→ **What you need to do**: In full and without alteration, give the listing again.

→ **Records excerpted from a collection**:

* Begin *

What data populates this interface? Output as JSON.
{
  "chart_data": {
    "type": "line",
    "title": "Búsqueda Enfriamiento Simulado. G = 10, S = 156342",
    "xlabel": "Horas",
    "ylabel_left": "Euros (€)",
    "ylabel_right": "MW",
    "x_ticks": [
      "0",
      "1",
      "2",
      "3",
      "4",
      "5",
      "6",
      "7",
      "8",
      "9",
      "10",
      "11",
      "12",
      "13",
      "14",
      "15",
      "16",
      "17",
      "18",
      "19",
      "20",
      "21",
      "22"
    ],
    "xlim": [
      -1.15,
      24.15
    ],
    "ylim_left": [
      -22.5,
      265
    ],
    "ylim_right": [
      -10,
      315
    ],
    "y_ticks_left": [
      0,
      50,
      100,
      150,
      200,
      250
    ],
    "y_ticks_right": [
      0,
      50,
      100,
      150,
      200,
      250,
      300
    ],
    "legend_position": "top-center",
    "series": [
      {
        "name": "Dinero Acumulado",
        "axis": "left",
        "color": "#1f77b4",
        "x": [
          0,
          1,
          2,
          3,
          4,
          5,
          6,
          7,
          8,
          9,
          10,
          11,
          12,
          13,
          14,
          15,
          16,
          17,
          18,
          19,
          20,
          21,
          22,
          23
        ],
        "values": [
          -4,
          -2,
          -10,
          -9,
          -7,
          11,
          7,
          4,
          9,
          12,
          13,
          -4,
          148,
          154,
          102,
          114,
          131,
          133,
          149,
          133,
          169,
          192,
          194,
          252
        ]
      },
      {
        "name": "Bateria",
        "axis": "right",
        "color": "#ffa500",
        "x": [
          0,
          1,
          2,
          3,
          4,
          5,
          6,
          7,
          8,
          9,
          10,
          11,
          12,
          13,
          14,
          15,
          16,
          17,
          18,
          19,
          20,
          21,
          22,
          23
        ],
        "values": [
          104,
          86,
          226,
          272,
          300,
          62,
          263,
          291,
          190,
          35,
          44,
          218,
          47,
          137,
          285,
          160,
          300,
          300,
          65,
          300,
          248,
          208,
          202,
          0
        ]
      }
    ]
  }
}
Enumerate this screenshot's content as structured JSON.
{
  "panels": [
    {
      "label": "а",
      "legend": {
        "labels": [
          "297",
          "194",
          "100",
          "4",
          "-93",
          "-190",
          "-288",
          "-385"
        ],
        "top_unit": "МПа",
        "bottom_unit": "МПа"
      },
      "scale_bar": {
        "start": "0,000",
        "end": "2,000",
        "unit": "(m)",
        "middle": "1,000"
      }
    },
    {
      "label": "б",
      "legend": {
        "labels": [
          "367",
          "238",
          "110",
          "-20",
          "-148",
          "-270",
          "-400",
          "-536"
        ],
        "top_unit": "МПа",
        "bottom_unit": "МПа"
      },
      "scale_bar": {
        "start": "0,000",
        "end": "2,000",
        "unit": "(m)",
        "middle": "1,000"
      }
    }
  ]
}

* End *

→ **Problem solution**:
What data populates this interface? Output as JSON.
{
  "chart_data": {
    "type": "line",
    "title": "Búsqueda Enfriamiento Simulado. G = 10, S = 156342",
    "xlabel": "Horas",
    "ylabel_left": "Euros (€)",
    "ylabel_right": "MW",
    "x_ticks": [
      "0",
      "1",
      "2",
      "3",
      "4",
      "5",
      "6",
      "7",
      "8",
      "9",
      "10",
      "11",
      "12",
      "13",
      "14",
      "15",
      "16",
      "17",
      "18",
      "19",
      "20",
      "21",
      "22"
    ],
    "xlim": [
      -1.15,
      24.15
    ],
    "ylim_left": [
      -22.5,
      265
    ],
    "ylim_right": [
      -10,
      315
    ],
    "y_ticks_left": [
      0,
      50,
      100,
      150,
      200,
      250
    ],
    "y_ticks_right": [
      0,
      50,
      100,
      150,
      200,
      250,
      300
    ],
    "legend_position": "top-center",
    "series": [
      {
        "name": "Dinero Acumulado",
        "axis": "left",
        "color": "#1f77b4",
        "x": [
          0,
          1,
          2,
          3,
          4,
          5,
          6,
          7,
          8,
          9,
          10,
          11,
          12,
          13,
          14,
          15,
          16,
          17,
          18,
          19,
          20,
          21,
          22,
          23
        ],
        "values": [
          -4,
          -2,
          -10,
          -9,
          -7,
          11,
          7,
          4,
          9,
          12,
          13,
          -4,
          148,
          154,
          102,
          114,
          131,
          133,
          149,
          133,
          169,
          192,
          194,
          252
        ]
      },
      {
        "name": "Bateria",
        "axis": "right",
        "color": "#ffa500",
        "x": [
          0,
          1,
          2,
          3,
          4,
          5,
          6,
          7,
          8,
          9,
          10,
          11,
          12,
          13,
          14,
          15,
          16,
          17,
          18,
          19,
          20,
          21,
          22,
          23
        ],
        "values": [
          104,
          86,
          226,
          272,
          300,
          62,
          263,
          291,
          190,
          35,
          44,
          218,
          47,
          137,
          285,
          160,
          300,
          300,
          65,
          300,
          248,
          208,
          202,
          0
        ]
      }
    ]
  }
}
Enumerate this screenshot's content as structured JSON.
{
  "panels": [
    {
      "label": "а",
      "legend": {
        "labels": [
          "297",
          "194",
          "100",
          "4",
          "-93",
          "-190",
          "-288",
          "-385"
        ],
        "top_unit": "МПа",
        "bottom_unit": "МПа"
      },
      "scale_bar": {
        "start": "0,000",
        "end": "2,000",
        "unit": "(m)",
        "middle": "1,000"
      }
    },
    {
      "label": "б",
      "legend": {
        "labels": [
          "367",
          "238",
          "110",
          "-20",
          "-148",
          "-270",
          "-400",
          "-536"
        ],
        "top_unit": "МПа",
        "bottom_unit": "МПа"
      },
      "scale_bar": {
        "start": "0,000",
        "end": "2,000",
        "unit": "(m)",
        "middle": "1,000"
      }
    }
  ]
}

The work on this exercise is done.